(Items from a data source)
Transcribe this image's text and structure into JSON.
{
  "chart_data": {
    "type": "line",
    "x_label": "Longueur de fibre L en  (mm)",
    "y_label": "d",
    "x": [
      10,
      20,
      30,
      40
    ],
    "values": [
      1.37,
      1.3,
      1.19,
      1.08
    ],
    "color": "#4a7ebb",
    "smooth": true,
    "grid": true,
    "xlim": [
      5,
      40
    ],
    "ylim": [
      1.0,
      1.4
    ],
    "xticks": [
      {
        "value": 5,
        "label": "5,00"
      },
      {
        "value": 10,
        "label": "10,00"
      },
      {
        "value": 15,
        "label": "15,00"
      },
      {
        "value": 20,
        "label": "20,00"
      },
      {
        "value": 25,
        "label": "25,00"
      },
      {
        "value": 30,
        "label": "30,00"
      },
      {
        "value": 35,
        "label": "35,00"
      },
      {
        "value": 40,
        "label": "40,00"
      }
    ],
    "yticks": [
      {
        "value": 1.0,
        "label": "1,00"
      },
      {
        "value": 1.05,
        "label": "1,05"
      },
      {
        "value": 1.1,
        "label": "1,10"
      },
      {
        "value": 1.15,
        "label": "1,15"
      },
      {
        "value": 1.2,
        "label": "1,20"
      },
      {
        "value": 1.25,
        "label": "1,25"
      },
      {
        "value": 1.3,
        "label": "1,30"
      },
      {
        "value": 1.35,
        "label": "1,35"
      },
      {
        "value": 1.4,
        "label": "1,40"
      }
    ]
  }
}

__To be done__
Each line of the listing above should be output exactly.

__Answer__
Transcribe this image's text and structure into JSON.
{
  "chart_data": {
    "type": "line",
    "x_label": "Longueur de fibre L en  (mm)",
    "y_label": "d",
    "x": [
      10,
      20,
      30,
      40
    ],
    "values": [
      1.37,
      1.3,
      1.19,
      1.08
    ],
    "color": "#4a7ebb",
    "smooth": true,
    "grid": true,
    "xlim": [
      5,
      40
    ],
    "ylim": [
      1.0,
      1.4
    ],
    "xticks": [
      {
        "value": 5,
        "label": "5,00"
      },
      {
        "value": 10,
        "label": "10,00"
      },
      {
        "value": 15,
        "label": "15,00"
      },
      {
        "value": 20,
        "label": "20,00"
      },
      {
        "value": 25,
        "label": "25,00"
      },
      {
        "value": 30,
        "label": "30,00"
      },
      {
        "value": 35,
        "label": "35,00"
      },
      {
        "value": 40,
        "label": "40,00"
      }
    ],
    "yticks": [
      {
        "value": 1.0,
        "label": "1,00"
      },
      {
        "value": 1.05,
        "label": "1,05"
      },
      {
        "value": 1.1,
        "label": "1,10"
      },
      {
        "value": 1.15,
        "label": "1,15"
      },
      {
        "value": 1.2,
        "label": "1,20"
      },
      {
        "value": 1.25,
        "label": "1,25"
      },
      {
        "value": 1.3,
        "label": "1,30"
      },
      {
        "value": 1.35,
        "label": "1,35"
      },
      {
        "value": 1.4,
        "label": "1,40"
      }
    ]
  }
}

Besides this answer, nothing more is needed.